__REQUIRED WORK__. Pick out every line of the entries below where "ticket" occurs, and copy those lines.

Part of a data file:
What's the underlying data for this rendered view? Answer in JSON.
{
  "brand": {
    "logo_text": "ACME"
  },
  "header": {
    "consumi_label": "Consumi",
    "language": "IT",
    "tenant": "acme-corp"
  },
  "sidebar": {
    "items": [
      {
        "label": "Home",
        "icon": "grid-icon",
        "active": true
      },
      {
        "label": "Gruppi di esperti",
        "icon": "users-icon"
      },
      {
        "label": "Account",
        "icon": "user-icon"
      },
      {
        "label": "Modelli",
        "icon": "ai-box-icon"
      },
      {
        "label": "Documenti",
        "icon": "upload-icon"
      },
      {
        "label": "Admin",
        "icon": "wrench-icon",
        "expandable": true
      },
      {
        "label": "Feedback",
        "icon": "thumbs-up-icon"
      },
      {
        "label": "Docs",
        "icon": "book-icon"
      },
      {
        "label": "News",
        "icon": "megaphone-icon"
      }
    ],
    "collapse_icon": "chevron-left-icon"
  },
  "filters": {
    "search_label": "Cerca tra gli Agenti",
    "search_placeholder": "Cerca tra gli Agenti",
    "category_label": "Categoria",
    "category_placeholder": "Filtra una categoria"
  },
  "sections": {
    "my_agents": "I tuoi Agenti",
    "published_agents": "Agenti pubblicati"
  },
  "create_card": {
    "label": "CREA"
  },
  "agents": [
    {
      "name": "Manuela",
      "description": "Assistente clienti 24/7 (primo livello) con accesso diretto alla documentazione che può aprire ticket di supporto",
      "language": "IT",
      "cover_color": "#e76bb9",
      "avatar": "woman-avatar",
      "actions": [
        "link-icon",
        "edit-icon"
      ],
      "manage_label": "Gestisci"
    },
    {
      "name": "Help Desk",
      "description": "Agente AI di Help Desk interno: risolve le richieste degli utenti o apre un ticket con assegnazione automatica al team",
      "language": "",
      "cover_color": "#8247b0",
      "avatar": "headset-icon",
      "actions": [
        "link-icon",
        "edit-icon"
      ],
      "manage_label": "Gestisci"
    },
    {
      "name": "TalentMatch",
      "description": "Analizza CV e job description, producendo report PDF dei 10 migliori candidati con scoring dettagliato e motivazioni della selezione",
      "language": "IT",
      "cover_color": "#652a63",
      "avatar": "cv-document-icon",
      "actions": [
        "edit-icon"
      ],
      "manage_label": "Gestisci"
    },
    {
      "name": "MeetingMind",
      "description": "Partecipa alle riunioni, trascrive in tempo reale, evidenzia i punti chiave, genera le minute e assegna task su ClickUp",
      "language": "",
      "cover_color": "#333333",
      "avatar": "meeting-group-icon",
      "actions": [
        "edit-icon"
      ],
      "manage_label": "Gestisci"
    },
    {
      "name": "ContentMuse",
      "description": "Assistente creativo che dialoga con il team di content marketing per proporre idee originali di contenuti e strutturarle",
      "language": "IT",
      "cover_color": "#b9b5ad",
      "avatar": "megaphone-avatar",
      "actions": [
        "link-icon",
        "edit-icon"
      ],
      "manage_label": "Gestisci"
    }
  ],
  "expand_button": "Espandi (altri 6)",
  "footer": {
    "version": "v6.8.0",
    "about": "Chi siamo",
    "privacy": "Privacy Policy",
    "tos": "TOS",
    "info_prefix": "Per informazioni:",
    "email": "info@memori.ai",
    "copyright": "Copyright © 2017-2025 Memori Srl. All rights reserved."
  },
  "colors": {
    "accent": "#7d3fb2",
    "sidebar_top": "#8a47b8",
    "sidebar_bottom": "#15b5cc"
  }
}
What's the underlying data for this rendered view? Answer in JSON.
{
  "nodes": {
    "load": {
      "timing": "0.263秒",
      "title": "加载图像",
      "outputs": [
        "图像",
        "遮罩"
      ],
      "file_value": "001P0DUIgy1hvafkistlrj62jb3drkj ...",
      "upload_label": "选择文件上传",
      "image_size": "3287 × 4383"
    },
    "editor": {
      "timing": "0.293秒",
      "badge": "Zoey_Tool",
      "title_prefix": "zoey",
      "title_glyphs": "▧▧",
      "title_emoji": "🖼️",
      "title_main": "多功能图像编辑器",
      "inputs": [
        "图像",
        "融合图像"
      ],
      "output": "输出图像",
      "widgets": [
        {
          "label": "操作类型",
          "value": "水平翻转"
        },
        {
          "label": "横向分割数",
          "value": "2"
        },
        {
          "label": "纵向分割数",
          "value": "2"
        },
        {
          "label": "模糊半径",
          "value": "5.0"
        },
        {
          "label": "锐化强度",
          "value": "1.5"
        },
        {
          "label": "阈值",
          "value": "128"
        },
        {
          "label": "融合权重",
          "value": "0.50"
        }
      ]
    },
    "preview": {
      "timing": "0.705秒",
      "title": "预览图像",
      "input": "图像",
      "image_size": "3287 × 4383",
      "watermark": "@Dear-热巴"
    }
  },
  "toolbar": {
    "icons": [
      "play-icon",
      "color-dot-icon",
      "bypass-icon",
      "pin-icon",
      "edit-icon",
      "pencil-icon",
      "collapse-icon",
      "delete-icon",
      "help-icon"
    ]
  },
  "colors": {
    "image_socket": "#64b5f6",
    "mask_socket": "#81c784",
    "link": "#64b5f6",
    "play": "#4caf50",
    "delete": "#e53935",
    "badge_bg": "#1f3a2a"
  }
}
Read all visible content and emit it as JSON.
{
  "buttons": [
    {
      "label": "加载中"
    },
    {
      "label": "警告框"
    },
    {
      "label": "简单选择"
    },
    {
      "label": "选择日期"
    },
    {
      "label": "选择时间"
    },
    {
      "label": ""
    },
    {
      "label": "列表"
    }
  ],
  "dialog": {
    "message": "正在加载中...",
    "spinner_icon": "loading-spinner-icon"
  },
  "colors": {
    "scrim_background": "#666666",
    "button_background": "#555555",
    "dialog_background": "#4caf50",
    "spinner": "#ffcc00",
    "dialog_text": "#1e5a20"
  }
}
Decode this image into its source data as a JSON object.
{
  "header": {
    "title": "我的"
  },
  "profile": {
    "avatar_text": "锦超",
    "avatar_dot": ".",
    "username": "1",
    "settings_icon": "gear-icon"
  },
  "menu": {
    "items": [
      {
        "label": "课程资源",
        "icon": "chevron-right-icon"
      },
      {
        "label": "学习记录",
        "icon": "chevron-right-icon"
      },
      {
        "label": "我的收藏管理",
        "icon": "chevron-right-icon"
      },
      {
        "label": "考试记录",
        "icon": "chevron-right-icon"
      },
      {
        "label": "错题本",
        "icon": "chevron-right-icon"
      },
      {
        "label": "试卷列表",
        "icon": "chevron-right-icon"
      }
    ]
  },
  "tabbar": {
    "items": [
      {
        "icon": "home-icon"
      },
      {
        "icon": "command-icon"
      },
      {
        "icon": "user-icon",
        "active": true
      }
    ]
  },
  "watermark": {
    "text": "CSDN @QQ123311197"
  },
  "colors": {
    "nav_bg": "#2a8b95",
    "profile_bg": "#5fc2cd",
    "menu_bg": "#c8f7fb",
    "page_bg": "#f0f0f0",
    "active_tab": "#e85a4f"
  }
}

__SOLUTION TO THE PROBLEM__.
      "description": "Assistente clienti 24/7 (primo livello) con accesso diretto alla documentazione che può aprire ticket di supporto",
      "description": "Agente AI di Help Desk interno: risolve le richieste degli utenti o apre un ticket con assegnazione automatica al team",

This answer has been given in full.